▸ Given exercise:
Looking at the data below, count the lines that contain the string "Need". Write only the total.

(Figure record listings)
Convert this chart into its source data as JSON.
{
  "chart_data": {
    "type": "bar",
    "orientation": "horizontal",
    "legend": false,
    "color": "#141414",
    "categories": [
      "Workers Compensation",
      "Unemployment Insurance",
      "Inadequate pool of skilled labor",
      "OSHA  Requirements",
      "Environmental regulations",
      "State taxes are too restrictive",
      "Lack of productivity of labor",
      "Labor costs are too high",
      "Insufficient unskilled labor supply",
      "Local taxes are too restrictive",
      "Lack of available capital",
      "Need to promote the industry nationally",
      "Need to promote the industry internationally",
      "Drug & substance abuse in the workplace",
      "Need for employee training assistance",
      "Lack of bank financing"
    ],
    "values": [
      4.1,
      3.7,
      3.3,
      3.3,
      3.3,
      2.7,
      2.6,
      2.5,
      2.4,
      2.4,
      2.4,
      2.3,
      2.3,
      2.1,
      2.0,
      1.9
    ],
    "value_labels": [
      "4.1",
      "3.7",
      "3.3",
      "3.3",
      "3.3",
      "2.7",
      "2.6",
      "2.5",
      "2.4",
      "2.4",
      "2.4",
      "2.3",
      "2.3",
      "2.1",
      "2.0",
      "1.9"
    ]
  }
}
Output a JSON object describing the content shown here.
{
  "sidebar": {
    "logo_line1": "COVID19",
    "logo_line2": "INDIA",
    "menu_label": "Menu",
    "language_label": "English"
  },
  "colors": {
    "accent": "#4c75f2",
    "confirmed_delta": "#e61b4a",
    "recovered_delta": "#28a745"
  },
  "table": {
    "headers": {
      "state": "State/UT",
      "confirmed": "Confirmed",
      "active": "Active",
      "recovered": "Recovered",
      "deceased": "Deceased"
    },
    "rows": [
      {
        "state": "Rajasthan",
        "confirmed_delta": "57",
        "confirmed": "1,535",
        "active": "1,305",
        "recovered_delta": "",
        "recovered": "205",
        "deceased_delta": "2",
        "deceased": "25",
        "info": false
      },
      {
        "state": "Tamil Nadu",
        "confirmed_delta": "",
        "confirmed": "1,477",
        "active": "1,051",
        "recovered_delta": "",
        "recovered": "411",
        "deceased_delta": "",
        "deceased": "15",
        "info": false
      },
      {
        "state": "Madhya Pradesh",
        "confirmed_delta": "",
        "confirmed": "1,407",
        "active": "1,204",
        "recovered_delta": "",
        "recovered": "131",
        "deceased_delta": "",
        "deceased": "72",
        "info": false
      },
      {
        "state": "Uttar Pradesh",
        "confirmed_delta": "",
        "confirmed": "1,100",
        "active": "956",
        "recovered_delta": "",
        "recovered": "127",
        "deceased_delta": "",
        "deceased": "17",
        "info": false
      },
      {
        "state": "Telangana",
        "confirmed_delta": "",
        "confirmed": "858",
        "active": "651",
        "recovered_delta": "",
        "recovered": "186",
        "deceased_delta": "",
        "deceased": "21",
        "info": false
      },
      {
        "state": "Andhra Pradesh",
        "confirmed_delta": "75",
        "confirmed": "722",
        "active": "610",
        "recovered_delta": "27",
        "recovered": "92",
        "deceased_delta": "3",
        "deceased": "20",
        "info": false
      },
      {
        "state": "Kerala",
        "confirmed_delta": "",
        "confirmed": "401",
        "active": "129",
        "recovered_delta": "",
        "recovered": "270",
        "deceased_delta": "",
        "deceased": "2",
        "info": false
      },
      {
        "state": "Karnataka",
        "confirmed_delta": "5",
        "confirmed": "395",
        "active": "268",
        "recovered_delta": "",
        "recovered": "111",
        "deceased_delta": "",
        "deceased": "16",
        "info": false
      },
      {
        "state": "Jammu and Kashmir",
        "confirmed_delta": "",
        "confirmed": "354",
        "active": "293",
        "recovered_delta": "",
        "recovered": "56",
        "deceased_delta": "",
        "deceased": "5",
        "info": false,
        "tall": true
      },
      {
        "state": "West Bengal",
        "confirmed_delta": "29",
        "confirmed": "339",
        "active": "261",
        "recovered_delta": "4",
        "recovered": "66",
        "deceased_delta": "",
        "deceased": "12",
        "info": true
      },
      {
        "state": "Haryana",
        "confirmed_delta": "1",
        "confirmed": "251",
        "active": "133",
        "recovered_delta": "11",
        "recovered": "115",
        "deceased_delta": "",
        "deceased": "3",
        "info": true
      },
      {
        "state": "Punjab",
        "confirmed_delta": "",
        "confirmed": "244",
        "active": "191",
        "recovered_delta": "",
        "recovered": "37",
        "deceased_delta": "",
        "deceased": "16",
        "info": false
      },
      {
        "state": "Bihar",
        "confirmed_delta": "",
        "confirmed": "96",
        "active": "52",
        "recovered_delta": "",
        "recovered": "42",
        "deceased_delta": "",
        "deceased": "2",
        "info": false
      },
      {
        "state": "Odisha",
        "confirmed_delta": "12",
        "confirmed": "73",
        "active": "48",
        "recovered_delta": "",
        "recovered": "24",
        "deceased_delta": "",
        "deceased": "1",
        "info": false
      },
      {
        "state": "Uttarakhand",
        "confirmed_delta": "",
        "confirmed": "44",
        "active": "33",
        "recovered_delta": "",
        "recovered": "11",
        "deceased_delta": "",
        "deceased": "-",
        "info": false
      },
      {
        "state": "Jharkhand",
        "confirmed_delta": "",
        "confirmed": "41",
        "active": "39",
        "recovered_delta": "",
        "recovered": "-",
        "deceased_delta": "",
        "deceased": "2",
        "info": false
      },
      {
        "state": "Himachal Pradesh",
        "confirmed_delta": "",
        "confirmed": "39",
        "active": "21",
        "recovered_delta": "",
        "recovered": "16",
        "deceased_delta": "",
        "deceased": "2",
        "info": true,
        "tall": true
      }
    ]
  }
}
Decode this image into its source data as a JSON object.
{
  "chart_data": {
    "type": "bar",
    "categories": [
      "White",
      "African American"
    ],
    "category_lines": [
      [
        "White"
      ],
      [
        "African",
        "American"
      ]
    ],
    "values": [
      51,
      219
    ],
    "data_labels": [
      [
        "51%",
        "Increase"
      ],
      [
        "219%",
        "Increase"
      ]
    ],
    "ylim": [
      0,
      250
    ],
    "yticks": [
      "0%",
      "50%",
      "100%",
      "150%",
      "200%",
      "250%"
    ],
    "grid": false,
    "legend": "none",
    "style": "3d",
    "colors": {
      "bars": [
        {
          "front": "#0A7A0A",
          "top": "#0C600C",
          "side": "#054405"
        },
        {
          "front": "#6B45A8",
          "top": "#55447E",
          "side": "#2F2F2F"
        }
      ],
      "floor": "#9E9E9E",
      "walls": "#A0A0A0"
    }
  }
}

▸ The response:
3